## [Exercise]
Every record must appear in your copy exactly as written, with no pictures.

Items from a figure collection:
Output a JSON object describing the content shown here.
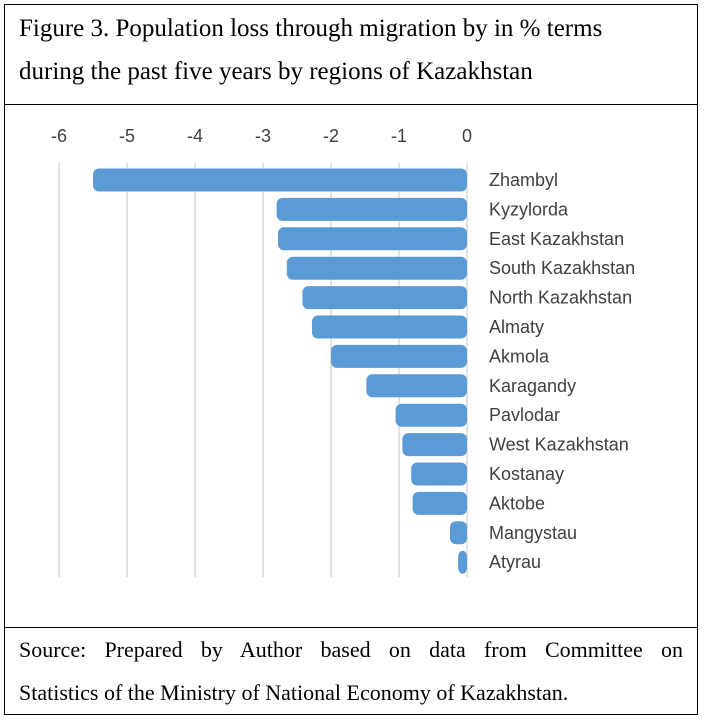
{
  "figure": {
    "title_line1": "Figure 3. Population loss through migration by in % terms",
    "title_line2": "during the past five years by regions of Kazakhstan",
    "source_line1": "Source: Prepared by Author based on data from Committee on",
    "source_line2": "Statistics of the Ministry of National Economy of Kazakhstan."
  },
  "chart_data": {
    "type": "bar",
    "orientation": "horizontal",
    "categories": [
      "Zhambyl",
      "Kyzylorda",
      "East Kazakhstan",
      "South Kazakhstan",
      "North Kazakhstan",
      "Almaty",
      "Akmola",
      "Karagandy",
      "Pavlodar",
      "West Kazakhstan",
      "Kostanay",
      "Aktobe",
      "Mangystau",
      "Atyrau"
    ],
    "values": [
      -5.5,
      -2.8,
      -2.78,
      -2.65,
      -2.42,
      -2.28,
      -2.0,
      -1.48,
      -1.05,
      -0.95,
      -0.82,
      -0.8,
      -0.25,
      -0.13
    ],
    "xlim": [
      -6,
      0
    ],
    "xticks": [
      "-6",
      "-5",
      "-4",
      "-3",
      "-2",
      "-1",
      "0"
    ],
    "xtick_values": [
      -6,
      -5,
      -4,
      -3,
      -2,
      -1,
      0
    ],
    "axis_position": "top",
    "grid": true,
    "bar_color": "#5B9BD5",
    "grid_color": "#D9D9D9"
  }
}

## [Result of this exercise]
Output a JSON object describing the content shown here.
{
  "figure": {
    "title_line1": "Figure 3. Population loss through migration by in % terms",
    "title_line2": "during the past five years by regions of Kazakhstan",
    "source_line1": "Source: Prepared by Author based on data from Committee on",
    "source_line2": "Statistics of the Ministry of National Economy of Kazakhstan."
  },
  "chart_data": {
    "type": "bar",
    "orientation": "horizontal",
    "categories": [
      "Zhambyl",
      "Kyzylorda",
      "East Kazakhstan",
      "South Kazakhstan",
      "North Kazakhstan",
      "Almaty",
      "Akmola",
      "Karagandy",
      "Pavlodar",
      "West Kazakhstan",
      "Kostanay",
      "Aktobe",
      "Mangystau",
      "Atyrau"
    ],
    "values": [
      -5.5,
      -2.8,
      -2.78,
      -2.65,
      -2.42,
      -2.28,
      -2.0,
      -1.48,
      -1.05,
      -0.95,
      -0.82,
      -0.8,
      -0.25,
      -0.13
    ],
    "xlim": [
      -6,
      0
    ],
    "xticks": [
      "-6",
      "-5",
      "-4",
      "-3",
      "-2",
      "-1",
      "0"
    ],
    "xtick_values": [
      -6,
      -5,
      -4,
      -3,
      -2,
      -1,
      0
    ],
    "axis_position": "top",
    "grid": true,
    "bar_color": "#5B9BD5",
    "grid_color": "#D9D9D9"
  }
}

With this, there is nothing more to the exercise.